### DATA PROVIDED
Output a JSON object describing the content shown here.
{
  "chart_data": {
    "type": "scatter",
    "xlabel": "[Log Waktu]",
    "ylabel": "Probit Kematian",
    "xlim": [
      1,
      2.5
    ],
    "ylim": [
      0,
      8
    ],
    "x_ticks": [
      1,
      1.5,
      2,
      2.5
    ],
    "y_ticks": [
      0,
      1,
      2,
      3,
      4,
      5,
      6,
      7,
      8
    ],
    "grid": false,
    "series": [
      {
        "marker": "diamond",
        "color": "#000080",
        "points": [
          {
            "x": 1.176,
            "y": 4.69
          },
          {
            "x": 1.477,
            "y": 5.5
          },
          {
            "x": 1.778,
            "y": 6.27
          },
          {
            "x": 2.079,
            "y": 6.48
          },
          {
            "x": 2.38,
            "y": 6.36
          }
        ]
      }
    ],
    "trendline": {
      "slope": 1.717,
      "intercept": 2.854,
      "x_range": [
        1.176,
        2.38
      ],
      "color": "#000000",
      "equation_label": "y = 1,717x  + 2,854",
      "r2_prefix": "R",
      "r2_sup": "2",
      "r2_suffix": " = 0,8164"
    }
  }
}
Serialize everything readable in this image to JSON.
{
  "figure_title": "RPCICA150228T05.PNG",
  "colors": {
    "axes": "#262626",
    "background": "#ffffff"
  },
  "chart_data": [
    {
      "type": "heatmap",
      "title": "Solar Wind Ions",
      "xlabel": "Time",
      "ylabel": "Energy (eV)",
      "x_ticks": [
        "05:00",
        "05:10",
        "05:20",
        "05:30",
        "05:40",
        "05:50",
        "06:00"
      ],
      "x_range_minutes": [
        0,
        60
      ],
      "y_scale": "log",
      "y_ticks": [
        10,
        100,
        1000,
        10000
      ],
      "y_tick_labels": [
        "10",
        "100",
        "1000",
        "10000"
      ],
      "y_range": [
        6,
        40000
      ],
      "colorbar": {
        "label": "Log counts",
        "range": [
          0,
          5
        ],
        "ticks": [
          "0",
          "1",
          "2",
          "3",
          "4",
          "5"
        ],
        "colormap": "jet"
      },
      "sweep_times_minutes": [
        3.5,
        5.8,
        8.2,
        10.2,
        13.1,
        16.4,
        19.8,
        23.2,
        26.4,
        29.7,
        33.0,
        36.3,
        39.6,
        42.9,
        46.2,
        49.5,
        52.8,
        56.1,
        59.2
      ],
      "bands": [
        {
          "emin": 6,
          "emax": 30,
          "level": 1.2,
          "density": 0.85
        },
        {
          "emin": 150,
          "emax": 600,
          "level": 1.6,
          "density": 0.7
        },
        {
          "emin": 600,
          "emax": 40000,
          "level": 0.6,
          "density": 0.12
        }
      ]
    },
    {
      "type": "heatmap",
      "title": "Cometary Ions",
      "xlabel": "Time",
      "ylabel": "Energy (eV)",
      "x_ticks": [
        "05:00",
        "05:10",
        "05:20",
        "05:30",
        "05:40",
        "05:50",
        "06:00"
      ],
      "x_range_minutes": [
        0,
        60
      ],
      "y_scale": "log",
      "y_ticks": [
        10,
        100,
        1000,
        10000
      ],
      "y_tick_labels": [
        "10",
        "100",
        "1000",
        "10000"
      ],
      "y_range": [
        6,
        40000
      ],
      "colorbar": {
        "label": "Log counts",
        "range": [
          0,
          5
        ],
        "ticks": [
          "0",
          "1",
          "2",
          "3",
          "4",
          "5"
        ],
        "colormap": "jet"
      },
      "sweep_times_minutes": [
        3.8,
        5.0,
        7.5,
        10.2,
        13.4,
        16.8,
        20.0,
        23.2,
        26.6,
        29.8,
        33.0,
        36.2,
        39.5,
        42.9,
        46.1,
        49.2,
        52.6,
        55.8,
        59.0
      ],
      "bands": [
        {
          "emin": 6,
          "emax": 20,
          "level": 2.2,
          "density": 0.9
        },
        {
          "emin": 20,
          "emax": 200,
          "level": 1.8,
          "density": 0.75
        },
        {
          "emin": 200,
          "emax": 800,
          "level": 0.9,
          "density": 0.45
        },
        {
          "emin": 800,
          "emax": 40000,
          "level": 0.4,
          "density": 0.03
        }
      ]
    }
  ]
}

### WRITTEN PROBLEM
Collect every line above that contains the word "level".

### FINISHED TASK
          "level": 1.2,
          "level": 1.6,
          "level": 0.6,
          "level": 2.2,
          "level": 1.8,
          "level": 0.9,
          "level": 0.4,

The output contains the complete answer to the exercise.